=== What to work on ===
Write out the entries below once more, exactly.
┌─ Source data
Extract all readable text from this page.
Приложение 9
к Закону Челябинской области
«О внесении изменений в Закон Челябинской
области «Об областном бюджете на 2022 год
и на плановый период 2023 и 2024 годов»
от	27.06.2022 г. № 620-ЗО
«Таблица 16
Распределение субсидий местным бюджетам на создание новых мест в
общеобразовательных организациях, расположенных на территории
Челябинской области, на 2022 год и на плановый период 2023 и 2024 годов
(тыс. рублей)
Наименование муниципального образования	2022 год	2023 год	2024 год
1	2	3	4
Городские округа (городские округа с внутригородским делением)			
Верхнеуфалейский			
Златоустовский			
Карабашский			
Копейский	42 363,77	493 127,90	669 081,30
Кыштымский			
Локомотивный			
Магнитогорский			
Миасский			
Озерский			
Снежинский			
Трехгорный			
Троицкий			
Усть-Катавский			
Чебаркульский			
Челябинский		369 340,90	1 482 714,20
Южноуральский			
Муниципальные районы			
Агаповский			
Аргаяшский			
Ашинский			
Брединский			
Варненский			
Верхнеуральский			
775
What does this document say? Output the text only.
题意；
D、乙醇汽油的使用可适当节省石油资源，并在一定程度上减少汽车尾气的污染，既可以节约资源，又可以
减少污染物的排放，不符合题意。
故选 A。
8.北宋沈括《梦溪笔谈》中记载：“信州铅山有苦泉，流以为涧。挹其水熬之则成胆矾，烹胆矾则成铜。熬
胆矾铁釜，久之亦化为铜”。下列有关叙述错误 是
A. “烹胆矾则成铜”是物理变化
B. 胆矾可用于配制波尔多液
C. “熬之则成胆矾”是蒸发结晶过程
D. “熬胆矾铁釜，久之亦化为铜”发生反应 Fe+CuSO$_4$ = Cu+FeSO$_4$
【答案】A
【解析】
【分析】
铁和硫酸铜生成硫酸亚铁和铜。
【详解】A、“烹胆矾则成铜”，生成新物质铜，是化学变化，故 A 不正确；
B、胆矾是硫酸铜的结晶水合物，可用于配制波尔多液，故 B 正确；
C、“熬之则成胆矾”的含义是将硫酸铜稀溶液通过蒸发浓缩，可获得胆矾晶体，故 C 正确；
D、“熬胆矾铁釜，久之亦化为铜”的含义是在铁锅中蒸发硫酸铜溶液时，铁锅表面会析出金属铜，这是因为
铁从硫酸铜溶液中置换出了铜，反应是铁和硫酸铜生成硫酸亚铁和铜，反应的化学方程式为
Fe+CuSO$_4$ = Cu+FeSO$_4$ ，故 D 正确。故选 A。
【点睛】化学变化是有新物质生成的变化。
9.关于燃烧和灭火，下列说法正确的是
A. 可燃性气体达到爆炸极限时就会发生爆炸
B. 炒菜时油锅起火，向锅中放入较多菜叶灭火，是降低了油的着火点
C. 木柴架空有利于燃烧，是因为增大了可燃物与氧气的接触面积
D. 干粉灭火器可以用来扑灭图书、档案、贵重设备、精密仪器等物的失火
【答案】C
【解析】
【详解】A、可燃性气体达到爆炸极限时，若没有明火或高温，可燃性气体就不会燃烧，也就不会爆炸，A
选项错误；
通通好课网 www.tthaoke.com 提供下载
└─
=== Result for this task ===
Extract all readable text from this page.
Приложение 9
к Закону Челябинской области
«О внесении изменений в Закон Челябинской
области «Об областном бюджете на 2022 год
и на плановый период 2023 и 2024 годов»
от	27.06.2022 г. № 620-ЗО
«Таблица 16
Распределение субсидий местным бюджетам на создание новых мест в
общеобразовательных организациях, расположенных на территории
Челябинской области, на 2022 год и на плановый период 2023 и 2024 годов
(тыс. рублей)
Наименование муниципального образования	2022 год	2023 год	2024 год
1	2	3	4
Городские округа (городские округа с внутригородским делением)			
Верхнеуфалейский			
Златоустовский			
Карабашский			
Копейский	42 363,77	493 127,90	669 081,30
Кыштымский			
Локомотивный			
Магнитогорский			
Миасский			
Озерский			
Снежинский			
Трехгорный			
Троицкий			
Усть-Катавский			
Чебаркульский			
Челябинский		369 340,90	1 482 714,20
Южноуральский			
Муниципальные районы			
Агаповский			
Аргаяшский			
Ашинский			
Брединский			
Варненский			
Верхнеуральский			
775
What does this document say? Output the text only.
题意；
D、乙醇汽油的使用可适当节省石油资源，并在一定程度上减少汽车尾气的污染，既可以节约资源，又可以
减少污染物的排放，不符合题意。
故选 A。
8.北宋沈括《梦溪笔谈》中记载：“信州铅山有苦泉，流以为涧。挹其水熬之则成胆矾，烹胆矾则成铜。熬
胆矾铁釜，久之亦化为铜”。下列有关叙述错误 是
A. “烹胆矾则成铜”是物理变化
B. 胆矾可用于配制波尔多液
C. “熬之则成胆矾”是蒸发结晶过程
D. “熬胆矾铁釜，久之亦化为铜”发生反应 Fe+CuSO$_4$ = Cu+FeSO$_4$
【答案】A
【解析】
【分析】
铁和硫酸铜生成硫酸亚铁和铜。
【详解】A、“烹胆矾则成铜”，生成新物质铜，是化学变化，故 A 不正确；
B、胆矾是硫酸铜的结晶水合物，可用于配制波尔多液，故 B 正确；
C、“熬之则成胆矾”的含义是将硫酸铜稀溶液通过蒸发浓缩，可获得胆矾晶体，故 C 正确；
D、“熬胆矾铁釜，久之亦化为铜”的含义是在铁锅中蒸发硫酸铜溶液时，铁锅表面会析出金属铜，这是因为
铁从硫酸铜溶液中置换出了铜，反应是铁和硫酸铜生成硫酸亚铁和铜，反应的化学方程式为
Fe+CuSO$_4$ = Cu+FeSO$_4$ ，故 D 正确。故选 A。
【点睛】化学变化是有新物质生成的变化。
9.关于燃烧和灭火，下列说法正确的是
A. 可燃性气体达到爆炸极限时就会发生爆炸
B. 炒菜时油锅起火，向锅中放入较多菜叶灭火，是降低了油的着火点
C. 木柴架空有利于燃烧，是因为增大了可燃物与氧气的接触面积
D. 干粉灭火器可以用来扑灭图书、档案、贵重设备、精密仪器等物的失火
【答案】C
【解析】
【详解】A、可燃性气体达到爆炸极限时，若没有明火或高温，可燃性气体就不会燃烧，也就不会爆炸，A
选项错误；
通通好课网 www.tthaoke.com 提供下载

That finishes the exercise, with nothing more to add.